** Exercise aim **
Could you repeat the records below exactly, leaving out any pictures?

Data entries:

▬▬▬

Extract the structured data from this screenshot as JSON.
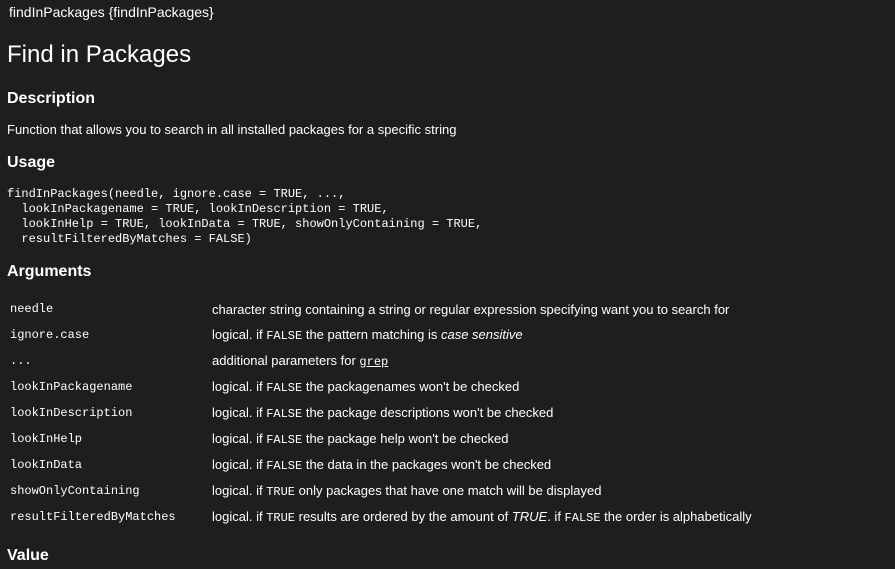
{
  "header": {
    "title_line": "findInPackages {findInPackages}"
  },
  "page": {
    "title": "Find in Packages"
  },
  "sections": {
    "description": {
      "heading": "Description",
      "text": "Function that allows you to search in all installed packages for a specific string"
    },
    "usage": {
      "heading": "Usage",
      "code": "findInPackages(needle, ignore.case = TRUE, ...,\n  lookInPackagename = TRUE, lookInDescription = TRUE,\n  lookInHelp = TRUE, lookInData = TRUE, showOnlyContaining = TRUE,\n  resultFilteredByMatches = FALSE)"
    },
    "arguments": {
      "heading": "Arguments",
      "rows": [
        {
          "name": "needle",
          "desc": "character string containing a string or regular expression specifying want you to search for"
        },
        {
          "name": "ignore.case",
          "desc_pre": "logical. if ",
          "desc_code": "FALSE",
          "desc_mid": " the pattern matching is ",
          "desc_em": "case sensitive"
        },
        {
          "name": "...",
          "desc_pre": "additional parameters for ",
          "desc_link": "grep"
        },
        {
          "name": "lookInPackagename",
          "desc_pre": "logical. if ",
          "desc_code": "FALSE",
          "desc_post": " the packagenames won't be checked"
        },
        {
          "name": "lookInDescription",
          "desc_pre": "logical. if ",
          "desc_code": "FALSE",
          "desc_post": " the package descriptions won't be checked"
        },
        {
          "name": "lookInHelp",
          "desc_pre": "logical. if ",
          "desc_code": "FALSE",
          "desc_post": " the package help won't be checked"
        },
        {
          "name": "lookInData",
          "desc_pre": "logical. if ",
          "desc_code": "FALSE",
          "desc_post": " the data in the packages won't be checked"
        },
        {
          "name": "showOnlyContaining",
          "desc_pre": "logical. if ",
          "desc_code": "TRUE",
          "desc_post": " only packages that have one match will be displayed"
        },
        {
          "name": "resultFilteredByMatches",
          "desc_pre": "logical. if ",
          "desc_code": "TRUE",
          "desc_mid": " results are ordered by the amount of ",
          "desc_em": "TRUE",
          "desc_mid2": ". if ",
          "desc_code2": "FALSE",
          "desc_post": " the order is alphabetically"
        }
      ]
    },
    "value": {
      "heading": "Value"
    }
  },
  "colors": {
    "background": "#1e1e1e",
    "text": "#ffffff"
  }
}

▬▬▬

** Finished task **
Extract the structured data from this screenshot as JSON.
{
  "header": {
    "title_line": "findInPackages {findInPackages}"
  },
  "page": {
    "title": "Find in Packages"
  },
  "sections": {
    "description": {
      "heading": "Description",
      "text": "Function that allows you to search in all installed packages for a specific string"
    },
    "usage": {
      "heading": "Usage",
      "code": "findInPackages(needle, ignore.case = TRUE, ...,\n  lookInPackagename = TRUE, lookInDescription = TRUE,\n  lookInHelp = TRUE, lookInData = TRUE, showOnlyContaining = TRUE,\n  resultFilteredByMatches = FALSE)"
    },
    "arguments": {
      "heading": "Arguments",
      "rows": [
        {
          "name": "needle",
          "desc": "character string containing a string or regular expression specifying want you to search for"
        },
        {
          "name": "ignore.case",
          "desc_pre": "logical. if ",
          "desc_code": "FALSE",
          "desc_mid": " the pattern matching is ",
          "desc_em": "case sensitive"
        },
        {
          "name": "...",
          "desc_pre": "additional parameters for ",
          "desc_link": "grep"
        },
        {
          "name": "lookInPackagename",
          "desc_pre": "logical. if ",
          "desc_code": "FALSE",
          "desc_post": " the packagenames won't be checked"
        },
        {
          "name": "lookInDescription",
          "desc_pre": "logical. if ",
          "desc_code": "FALSE",
          "desc_post": " the package descriptions won't be checked"
        },
        {
          "name": "lookInHelp",
          "desc_pre": "logical. if ",
          "desc_code": "FALSE",
          "desc_post": " the package help won't be checked"
        },
        {
          "name": "lookInData",
          "desc_pre": "logical. if ",
          "desc_code": "FALSE",
          "desc_post": " the data in the packages won't be checked"
        },
        {
          "name": "showOnlyContaining",
          "desc_pre": "logical. if ",
          "desc_code": "TRUE",
          "desc_post": " only packages that have one match will be displayed"
        },
        {
          "name": "resultFilteredByMatches",
          "desc_pre": "logical. if ",
          "desc_code": "TRUE",
          "desc_mid": " results are ordered by the amount of ",
          "desc_em": "TRUE",
          "desc_mid2": ". if ",
          "desc_code2": "FALSE",
          "desc_post": " the order is alphabetically"
        }
      ]
    },
    "value": {
      "heading": "Value"
    }
  },
  "colors": {
    "background": "#1e1e1e",
    "text": "#ffffff"
  }
}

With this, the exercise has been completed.